[Structured figure records]
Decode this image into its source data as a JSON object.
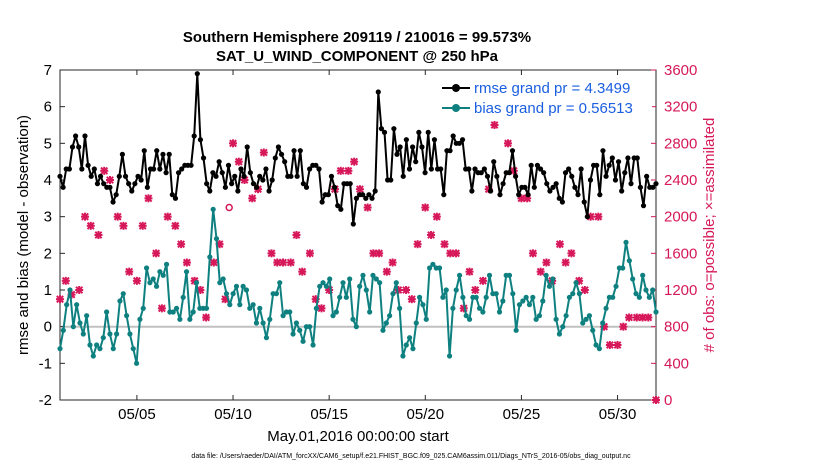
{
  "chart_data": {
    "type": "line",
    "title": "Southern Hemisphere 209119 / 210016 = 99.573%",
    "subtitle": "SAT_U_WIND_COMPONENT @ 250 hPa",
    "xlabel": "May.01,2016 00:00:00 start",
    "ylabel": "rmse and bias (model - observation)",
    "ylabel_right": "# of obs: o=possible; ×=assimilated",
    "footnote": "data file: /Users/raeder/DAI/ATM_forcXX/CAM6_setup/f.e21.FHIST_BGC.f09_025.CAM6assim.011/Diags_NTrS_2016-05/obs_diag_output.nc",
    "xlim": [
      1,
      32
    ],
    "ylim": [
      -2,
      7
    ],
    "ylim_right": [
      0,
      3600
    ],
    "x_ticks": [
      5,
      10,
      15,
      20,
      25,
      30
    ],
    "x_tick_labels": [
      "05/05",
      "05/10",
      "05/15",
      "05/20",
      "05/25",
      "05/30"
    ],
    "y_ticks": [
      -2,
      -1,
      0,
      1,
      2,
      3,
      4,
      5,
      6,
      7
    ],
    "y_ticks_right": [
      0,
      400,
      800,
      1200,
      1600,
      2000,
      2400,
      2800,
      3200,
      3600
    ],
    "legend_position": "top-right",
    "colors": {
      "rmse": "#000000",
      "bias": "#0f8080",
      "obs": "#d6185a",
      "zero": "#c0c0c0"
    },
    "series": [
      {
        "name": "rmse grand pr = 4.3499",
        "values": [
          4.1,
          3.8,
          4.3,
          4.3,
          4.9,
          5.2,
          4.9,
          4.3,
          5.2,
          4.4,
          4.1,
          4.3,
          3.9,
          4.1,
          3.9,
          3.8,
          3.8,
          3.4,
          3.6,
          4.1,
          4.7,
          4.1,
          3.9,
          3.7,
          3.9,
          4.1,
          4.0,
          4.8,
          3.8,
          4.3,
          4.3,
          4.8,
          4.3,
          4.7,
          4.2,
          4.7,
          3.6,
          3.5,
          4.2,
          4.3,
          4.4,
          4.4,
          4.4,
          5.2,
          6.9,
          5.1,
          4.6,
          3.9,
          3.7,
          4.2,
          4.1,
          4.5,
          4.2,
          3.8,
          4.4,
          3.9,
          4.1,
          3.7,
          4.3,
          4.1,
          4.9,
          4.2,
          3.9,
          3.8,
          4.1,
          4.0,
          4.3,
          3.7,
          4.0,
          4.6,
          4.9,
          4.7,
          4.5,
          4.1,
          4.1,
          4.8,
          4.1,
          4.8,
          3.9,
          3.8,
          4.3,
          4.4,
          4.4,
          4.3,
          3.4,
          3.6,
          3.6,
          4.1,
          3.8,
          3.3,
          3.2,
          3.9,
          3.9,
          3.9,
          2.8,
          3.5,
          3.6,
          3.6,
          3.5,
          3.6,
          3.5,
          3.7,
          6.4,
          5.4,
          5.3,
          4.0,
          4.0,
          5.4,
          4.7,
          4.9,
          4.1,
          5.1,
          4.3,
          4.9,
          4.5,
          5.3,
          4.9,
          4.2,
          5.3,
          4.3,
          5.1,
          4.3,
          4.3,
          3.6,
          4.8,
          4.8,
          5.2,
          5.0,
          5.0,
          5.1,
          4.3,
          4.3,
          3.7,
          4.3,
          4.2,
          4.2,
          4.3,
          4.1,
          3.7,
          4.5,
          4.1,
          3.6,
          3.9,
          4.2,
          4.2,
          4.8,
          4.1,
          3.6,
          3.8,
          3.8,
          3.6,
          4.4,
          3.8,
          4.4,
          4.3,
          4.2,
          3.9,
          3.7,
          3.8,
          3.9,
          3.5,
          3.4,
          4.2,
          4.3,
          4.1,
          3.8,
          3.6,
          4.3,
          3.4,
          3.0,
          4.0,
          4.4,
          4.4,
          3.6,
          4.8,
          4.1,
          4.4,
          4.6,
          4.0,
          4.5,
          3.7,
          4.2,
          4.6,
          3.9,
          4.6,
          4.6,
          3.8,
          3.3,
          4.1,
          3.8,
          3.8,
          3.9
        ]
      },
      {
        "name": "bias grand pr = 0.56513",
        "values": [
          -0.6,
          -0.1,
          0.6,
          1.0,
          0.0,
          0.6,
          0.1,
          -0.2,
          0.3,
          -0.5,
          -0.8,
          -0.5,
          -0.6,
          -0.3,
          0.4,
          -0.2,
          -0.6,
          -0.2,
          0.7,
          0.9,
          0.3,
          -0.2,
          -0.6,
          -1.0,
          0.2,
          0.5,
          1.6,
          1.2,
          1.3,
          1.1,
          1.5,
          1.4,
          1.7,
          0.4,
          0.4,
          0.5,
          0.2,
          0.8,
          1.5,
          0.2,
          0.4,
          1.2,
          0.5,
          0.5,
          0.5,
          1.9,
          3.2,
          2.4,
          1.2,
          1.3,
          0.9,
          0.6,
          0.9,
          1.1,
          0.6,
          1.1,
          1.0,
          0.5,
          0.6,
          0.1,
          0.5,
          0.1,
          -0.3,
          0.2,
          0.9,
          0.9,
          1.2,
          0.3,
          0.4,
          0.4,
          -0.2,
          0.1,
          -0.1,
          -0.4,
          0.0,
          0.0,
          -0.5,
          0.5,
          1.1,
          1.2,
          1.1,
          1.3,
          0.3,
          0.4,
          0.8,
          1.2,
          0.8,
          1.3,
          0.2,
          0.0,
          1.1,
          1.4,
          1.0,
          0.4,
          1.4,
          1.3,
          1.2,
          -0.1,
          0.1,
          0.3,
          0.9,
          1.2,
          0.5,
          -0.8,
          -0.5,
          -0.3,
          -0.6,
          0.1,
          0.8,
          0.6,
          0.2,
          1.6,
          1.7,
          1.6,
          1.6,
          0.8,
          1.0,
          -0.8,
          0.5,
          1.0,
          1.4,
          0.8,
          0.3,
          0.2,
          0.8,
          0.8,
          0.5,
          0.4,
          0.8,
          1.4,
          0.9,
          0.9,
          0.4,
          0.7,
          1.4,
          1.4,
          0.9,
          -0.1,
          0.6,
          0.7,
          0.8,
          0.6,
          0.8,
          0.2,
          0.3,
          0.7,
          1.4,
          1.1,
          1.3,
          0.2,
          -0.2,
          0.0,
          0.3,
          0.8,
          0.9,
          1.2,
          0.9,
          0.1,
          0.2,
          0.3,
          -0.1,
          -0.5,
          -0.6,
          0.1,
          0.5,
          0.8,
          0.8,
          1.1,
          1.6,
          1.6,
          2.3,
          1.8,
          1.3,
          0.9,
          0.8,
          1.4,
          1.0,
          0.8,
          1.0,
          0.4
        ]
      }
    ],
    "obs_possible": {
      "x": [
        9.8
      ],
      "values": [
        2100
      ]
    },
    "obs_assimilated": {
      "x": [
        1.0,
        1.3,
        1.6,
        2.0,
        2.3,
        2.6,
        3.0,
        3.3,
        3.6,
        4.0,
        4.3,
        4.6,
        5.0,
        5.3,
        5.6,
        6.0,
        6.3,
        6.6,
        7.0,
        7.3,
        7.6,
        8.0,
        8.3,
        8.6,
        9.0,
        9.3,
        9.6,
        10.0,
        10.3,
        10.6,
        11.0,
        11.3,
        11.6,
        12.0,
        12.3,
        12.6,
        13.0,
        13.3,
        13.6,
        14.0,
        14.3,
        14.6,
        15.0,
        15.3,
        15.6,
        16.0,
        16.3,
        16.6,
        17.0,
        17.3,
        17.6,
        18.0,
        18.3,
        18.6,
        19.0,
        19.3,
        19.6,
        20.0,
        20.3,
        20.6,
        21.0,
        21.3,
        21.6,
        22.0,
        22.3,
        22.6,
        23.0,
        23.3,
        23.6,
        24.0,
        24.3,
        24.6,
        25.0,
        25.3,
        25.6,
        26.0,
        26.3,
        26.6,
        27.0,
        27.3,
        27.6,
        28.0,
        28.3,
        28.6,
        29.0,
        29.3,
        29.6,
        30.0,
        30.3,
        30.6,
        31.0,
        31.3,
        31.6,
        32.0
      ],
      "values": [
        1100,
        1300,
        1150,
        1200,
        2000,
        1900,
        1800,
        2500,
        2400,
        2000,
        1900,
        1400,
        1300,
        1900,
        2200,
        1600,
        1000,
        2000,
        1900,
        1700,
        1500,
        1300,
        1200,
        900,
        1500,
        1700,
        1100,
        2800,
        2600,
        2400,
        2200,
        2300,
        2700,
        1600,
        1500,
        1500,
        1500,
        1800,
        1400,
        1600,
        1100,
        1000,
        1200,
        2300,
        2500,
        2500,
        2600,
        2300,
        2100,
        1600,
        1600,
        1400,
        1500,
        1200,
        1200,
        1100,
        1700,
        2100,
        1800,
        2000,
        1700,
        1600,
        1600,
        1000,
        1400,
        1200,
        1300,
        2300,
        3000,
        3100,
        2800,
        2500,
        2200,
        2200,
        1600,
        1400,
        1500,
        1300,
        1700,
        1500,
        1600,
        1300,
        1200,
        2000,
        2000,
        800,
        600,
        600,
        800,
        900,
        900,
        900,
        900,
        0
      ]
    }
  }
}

» Problem to work on
In the entries above, find every line with the word "rmse" and list it.

» Result below
    "ylabel": "rmse and bias (model - observation)",
      "rmse": "#000000",
        "name": "rmse grand pr = 4.3499",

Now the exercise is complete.